Carry none of the pictures over; set down the material below exactly.

[Saved entries]
-------------------------
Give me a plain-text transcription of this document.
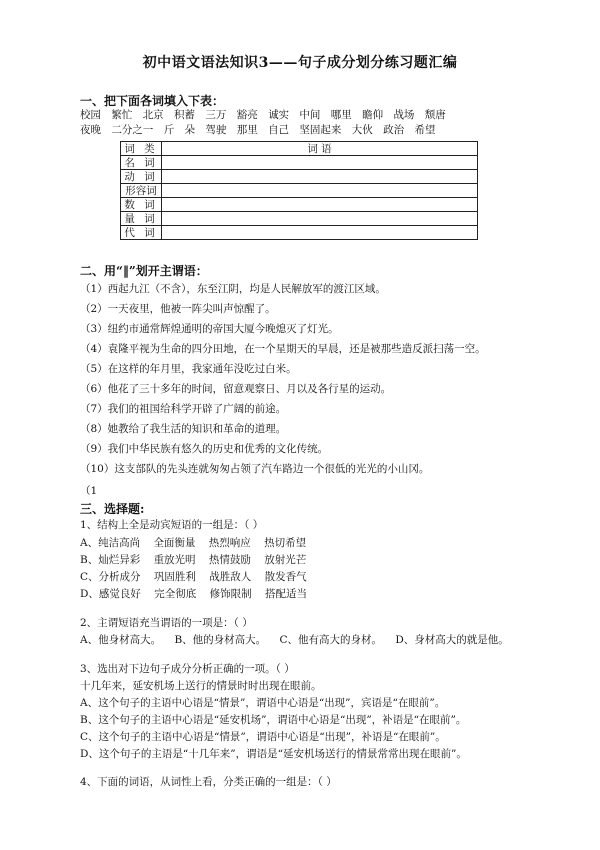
初中语文语法知识3——句子成分划分练习题汇编
一、把下面各词填入下表：
校园 繁忙 北京 积蓄 三万 豁亮 诚实 中间 哪里 瞻仰 战场 颓唐
夜晚 二分之一 斤 朵 驾驶 那里 自己 坚固起来 大伙 政治 希望
词 类	词 语
名 词	
动 词	
形容词	
数 词	
量 词	
代 词	
二、用“‖”划开主谓语：
（1）西起九江（不含），东至江阴，均是人民解放军的渡江区域。
（2）一天夜里，他被一阵尖叫声惊醒了。
（3）纽约市通常辉煌通明的帝国大厦今晚熄灭了灯光。
（4）袁隆平视为生命的四分田地，在一个星期天的早晨，还是被那些造反派扫荡一空。
（5）在这样的年月里，我家通年没吃过白米。
（6）他花了三十多年的时间，留意观察日、月以及各行星的运动。
（7）我们的祖国给科学开辟了广阔的前途。
（8）她教给了我生活的知识和革命的道理。
（9）我们中华民族有悠久的历史和优秀的文化传统。
（10）这支部队的先头连就匆匆占领了汽车路边一个很低的光光的小山冈。
（1
三、选择题:
1、结构上全是动宾短语的一组是：（ ）
A、纯洁高尚 全面衡量 热烈响应 热切希望
B、灿烂异彩 重放光明 热情鼓励 放射光芒
C、分析成分 巩固胜利 战胜敌人 散发香气
D、感觉良好 完全彻底 修饰限制 搭配适当
2、主谓短语充当谓语的一项是：（ ）
A、他身材高大。 B、他的身材高大。 C、他有高大的身材。 D、身材高大的就是他。
3、选出对下边句子成分分析正确的一项。（ ）
十几年来，延安机场上送行的情景时时出现在眼前。
A、这个句子的主语中心语是“情景”，谓语中心语是“出现”，宾语是“在眼前”。
B、这个句子的主语中心语是“延安机场”，谓语中心语是“出现”，补语是“在眼前”。
C、这个句子的主语中心语是“情景”，谓语中心语是“出现”，补语是“在眼前”。
D、这个句子的主语是“十几年来”，谓语是“延安机场送行的情景常常出现在眼前”。
4、下面的词语，从词性上看，分类正确的一组是：（ ）
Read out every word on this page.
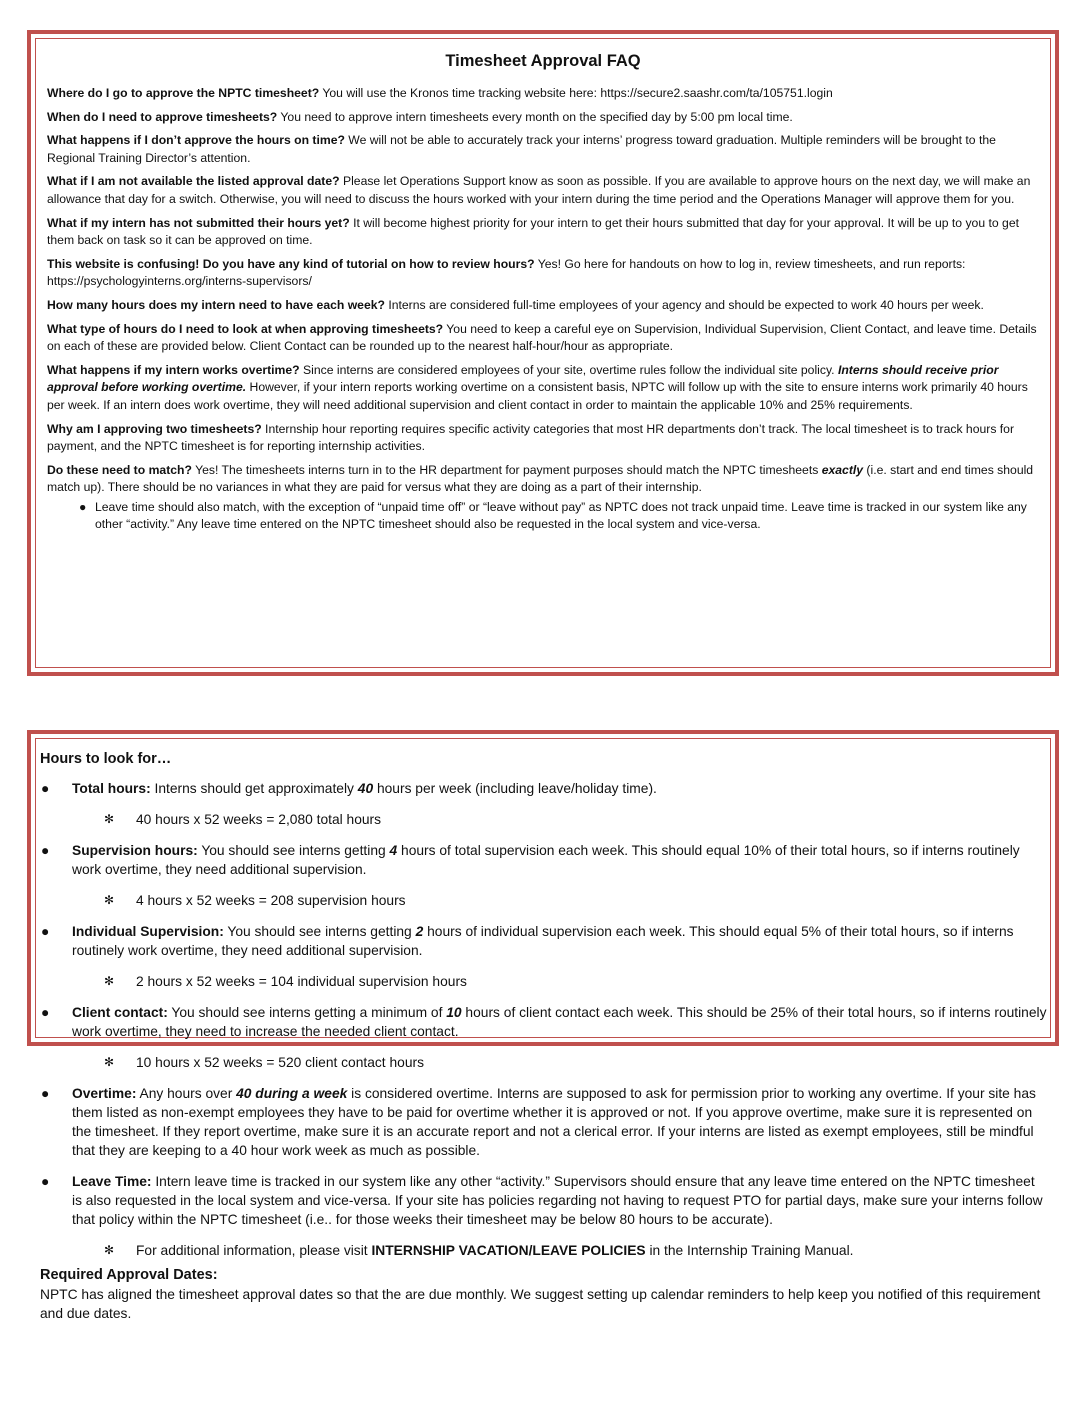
Timesheet Approval FAQ

Where do I go to approve the NPTC timesheet? You will use the Kronos time tracking website here: https://secure2.saashr.com/ta/105751.login

When do I need to approve timesheets? You need to approve intern timesheets every month on the specified day by 5:00 pm local time.

What happens if I don’t approve the hours on time? We will not be able to accurately track your interns’ progress toward graduation. Multiple reminders will be brought to the Regional Training Director’s attention.

What if I am not available the listed approval date? Please let Operations Support know as soon as possible. If you are available to approve hours on the next day, we will make an allowance that day for a switch. Otherwise, you will need to discuss the hours worked with your intern during the time period and the Operations Manager will approve them for you.

What if my intern has not submitted their hours yet? It will become highest priority for your intern to get their hours submitted that day for your approval. It will be up to you to get them back on task so it can be approved on time.

This website is confusing! Do you have any kind of tutorial on how to review hours? Yes! Go here for handouts on how to log in, review timesheets, and run reports: https://psychologyinterns.org/interns-supervisors/

How many hours does my intern need to have each week? Interns are considered full-time employees of your agency and should be expected to work 40 hours per week.

What type of hours do I need to look at when approving timesheets? You need to keep a careful eye on Supervision, Individual Supervision, Client Contact, and leave time. Details on each of these are provided below. Client Contact can be rounded up to the nearest half-hour/hour as appropriate.

What happens if my intern works overtime? Since interns are considered employees of your site, overtime rules follow the individual site policy. Interns should receive prior approval before working overtime. However, if your intern reports working overtime on a consistent basis, NPTC will follow up with the site to ensure interns work primarily 40 hours per week. If an intern does work overtime, they will need additional supervision and client contact in order to maintain the applicable 10% and 25% requirements.

Why am I approving two timesheets? Internship hour reporting requires specific activity categories that most HR departments don’t track. The local timesheet is to track hours for payment, and the NPTC timesheet is for reporting internship activities.

Do these need to match? Yes! The timesheets interns turn in to the HR department for payment purposes should match the NPTC timesheets exactly (i.e. start and end times should match up). There should be no variances in what they are paid for versus what they are doing as a part of their internship.

● Leave time should also match, with the exception of “unpaid time off” or “leave without pay” as NPTC does not track unpaid time. Leave time is tracked in our system like any other “activity.” Any leave time entered on the NPTC timesheet should also be requested in the local system and vice-versa.
Hours to look for…
● Total hours: Interns should get approximately 40 hours per week (including leave/holiday time).
✻ 40 hours x 52 weeks = 2,080 total hours
● Supervision hours: You should see interns getting 4 hours of total supervision each week. This should equal 10% of their total hours, so if interns routinely work overtime, they need additional supervision.
✻ 4 hours x 52 weeks = 208 supervision hours
● Individual Supervision: You should see interns getting 2 hours of individual supervision each week. This should equal 5% of their total hours, so if interns routinely work overtime, they need additional supervision.
✻ 2 hours x 52 weeks = 104 individual supervision hours
● Client contact: You should see interns getting a minimum of 10 hours of client contact each week. This should be 25% of their total hours, so if interns routinely work overtime, they need to increase the needed client contact.
✻ 10 hours x 52 weeks = 520 client contact hours
● Overtime: Any hours over 40 during a week is considered overtime. Interns are supposed to ask for permission prior to working any overtime. If your site has them listed as non-exempt employees they have to be paid for overtime whether it is approved or not. If you approve overtime, make sure it is represented on the timesheet. If they report overtime, make sure it is an accurate report and not a clerical error. If your interns are listed as exempt employees, still be mindful that they are keeping to a 40 hour work week as much as possible.
● Leave Time: Intern leave time is tracked in our system like any other “activity.” Supervisors should ensure that any leave time entered on the NPTC timesheet is also requested in the local system and vice-versa. If your site has policies regarding not having to request PTO for partial days, make sure your interns follow that policy within the NPTC timesheet (i.e.. for those weeks their timesheet may be below 80 hours to be accurate).
✻ For additional information, please visit INTERNSHIP VACATION/LEAVE POLICIES in the Internship Training Manual.
Required Approval Dates:
NPTC has aligned the timesheet approval dates so that the are due monthly. We suggest setting up calendar reminders to help keep you notified of this requirement and due dates.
-------------------------
• [Result for this task]
Give me a plain-text transcription of this document.
初中语文语法知识3——句子成分划分练习题汇编
一、把下面各词填入下表：
校园 繁忙 北京 积蓄 三万 豁亮 诚实 中间 哪里 瞻仰 战场 颓唐
夜晚 二分之一 斤 朵 驾驶 那里 自己 坚固起来 大伙 政治 希望
词 类	词 语
名 词	
动 词	
形容词	
数 词	
量 词	
代 词	
二、用“‖”划开主谓语：
（1）西起九江（不含），东至江阴，均是人民解放军的渡江区域。
（2）一天夜里，他被一阵尖叫声惊醒了。
（3）纽约市通常辉煌通明的帝国大厦今晚熄灭了灯光。
（4）袁隆平视为生命的四分田地，在一个星期天的早晨，还是被那些造反派扫荡一空。
（5）在这样的年月里，我家通年没吃过白米。
（6）他花了三十多年的时间，留意观察日、月以及各行星的运动。
（7）我们的祖国给科学开辟了广阔的前途。
（8）她教给了我生活的知识和革命的道理。
（9）我们中华民族有悠久的历史和优秀的文化传统。
（10）这支部队的先头连就匆匆占领了汽车路边一个很低的光光的小山冈。
（1
三、选择题:
1、结构上全是动宾短语的一组是：（ ）
A、纯洁高尚 全面衡量 热烈响应 热切希望
B、灿烂异彩 重放光明 热情鼓励 放射光芒
C、分析成分 巩固胜利 战胜敌人 散发香气
D、感觉良好 完全彻底 修饰限制 搭配适当
2、主谓短语充当谓语的一项是：（ ）
A、他身材高大。 B、他的身材高大。 C、他有高大的身材。 D、身材高大的就是他。
3、选出对下边句子成分分析正确的一项。（ ）
十几年来，延安机场上送行的情景时时出现在眼前。
A、这个句子的主语中心语是“情景”，谓语中心语是“出现”，宾语是“在眼前”。
B、这个句子的主语中心语是“延安机场”，谓语中心语是“出现”，补语是“在眼前”。
C、这个句子的主语中心语是“情景”，谓语中心语是“出现”，补语是“在眼前”。
D、这个句子的主语是“十几年来”，谓语是“延安机场送行的情景常常出现在眼前”。
4、下面的词语，从词性上看，分类正确的一组是：（ ）
Read out every word on this page.
Timesheet Approval FAQ

Where do I go to approve the NPTC timesheet? You will use the Kronos time tracking website here: https://secure2.saashr.com/ta/105751.login

When do I need to approve timesheets? You need to approve intern timesheets every month on the specified day by 5:00 pm local time.

What happens if I don’t approve the hours on time? We will not be able to accurately track your interns’ progress toward graduation. Multiple reminders will be brought to the Regional Training Director’s attention.

What if I am not available the listed approval date? Please let Operations Support know as soon as possible. If you are available to approve hours on the next day, we will make an allowance that day for a switch. Otherwise, you will need to discuss the hours worked with your intern during the time period and the Operations Manager will approve them for you.

What if my intern has not submitted their hours yet? It will become highest priority for your intern to get their hours submitted that day for your approval. It will be up to you to get them back on task so it can be approved on time.

This website is confusing! Do you have any kind of tutorial on how to review hours? Yes! Go here for handouts on how to log in, review timesheets, and run reports: https://psychologyinterns.org/interns-supervisors/

How many hours does my intern need to have each week? Interns are considered full-time employees of your agency and should be expected to work 40 hours per week.

What type of hours do I need to look at when approving timesheets? You need to keep a careful eye on Supervision, Individual Supervision, Client Contact, and leave time. Details on each of these are provided below. Client Contact can be rounded up to the nearest half-hour/hour as appropriate.

What happens if my intern works overtime? Since interns are considered employees of your site, overtime rules follow the individual site policy. Interns should receive prior approval before working overtime. However, if your intern reports working overtime on a consistent basis, NPTC will follow up with the site to ensure interns work primarily 40 hours per week. If an intern does work overtime, they will need additional supervision and client contact in order to maintain the applicable 10% and 25% requirements.

Why am I approving two timesheets? Internship hour reporting requires specific activity categories that most HR departments don’t track. The local timesheet is to track hours for payment, and the NPTC timesheet is for reporting internship activities.

Do these need to match? Yes! The timesheets interns turn in to the HR department for payment purposes should match the NPTC timesheets exactly (i.e. start and end times should match up). There should be no variances in what they are paid for versus what they are doing as a part of their internship.

● Leave time should also match, with the exception of “unpaid time off” or “leave without pay” as NPTC does not track unpaid time. Leave time is tracked in our system like any other “activity.” Any leave time entered on the NPTC timesheet should also be requested in the local system and vice-versa.
Hours to look for…
● Total hours: Interns should get approximately 40 hours per week (including leave/holiday time).
✻ 40 hours x 52 weeks = 2,080 total hours
● Supervision hours: You should see interns getting 4 hours of total supervision each week. This should equal 10% of their total hours, so if interns routinely work overtime, they need additional supervision.
✻ 4 hours x 52 weeks = 208 supervision hours
● Individual Supervision: You should see interns getting 2 hours of individual supervision each week. This should equal 5% of their total hours, so if interns routinely work overtime, they need additional supervision.
✻ 2 hours x 52 weeks = 104 individual supervision hours
● Client contact: You should see interns getting a minimum of 10 hours of client contact each week. This should be 25% of their total hours, so if interns routinely work overtime, they need to increase the needed client contact.
✻ 10 hours x 52 weeks = 520 client contact hours
● Overtime: Any hours over 40 during a week is considered overtime. Interns are supposed to ask for permission prior to working any overtime. If your site has them listed as non-exempt employees they have to be paid for overtime whether it is approved or not. If you approve overtime, make sure it is represented on the timesheet. If they report overtime, make sure it is an accurate report and not a clerical error. If your interns are listed as exempt employees, still be mindful that they are keeping to a 40 hour work week as much as possible.
● Leave Time: Intern leave time is tracked in our system like any other “activity.” Supervisors should ensure that any leave time entered on the NPTC timesheet is also requested in the local system and vice-versa. If your site has policies regarding not having to request PTO for partial days, make sure your interns follow that policy within the NPTC timesheet (i.e.. for those weeks their timesheet may be below 80 hours to be accurate).
✻ For additional information, please visit INTERNSHIP VACATION/LEAVE POLICIES in the Internship Training Manual.
Required Approval Dates:
NPTC has aligned the timesheet approval dates so that the are due monthly. We suggest setting up calendar reminders to help keep you notified of this requirement and due dates.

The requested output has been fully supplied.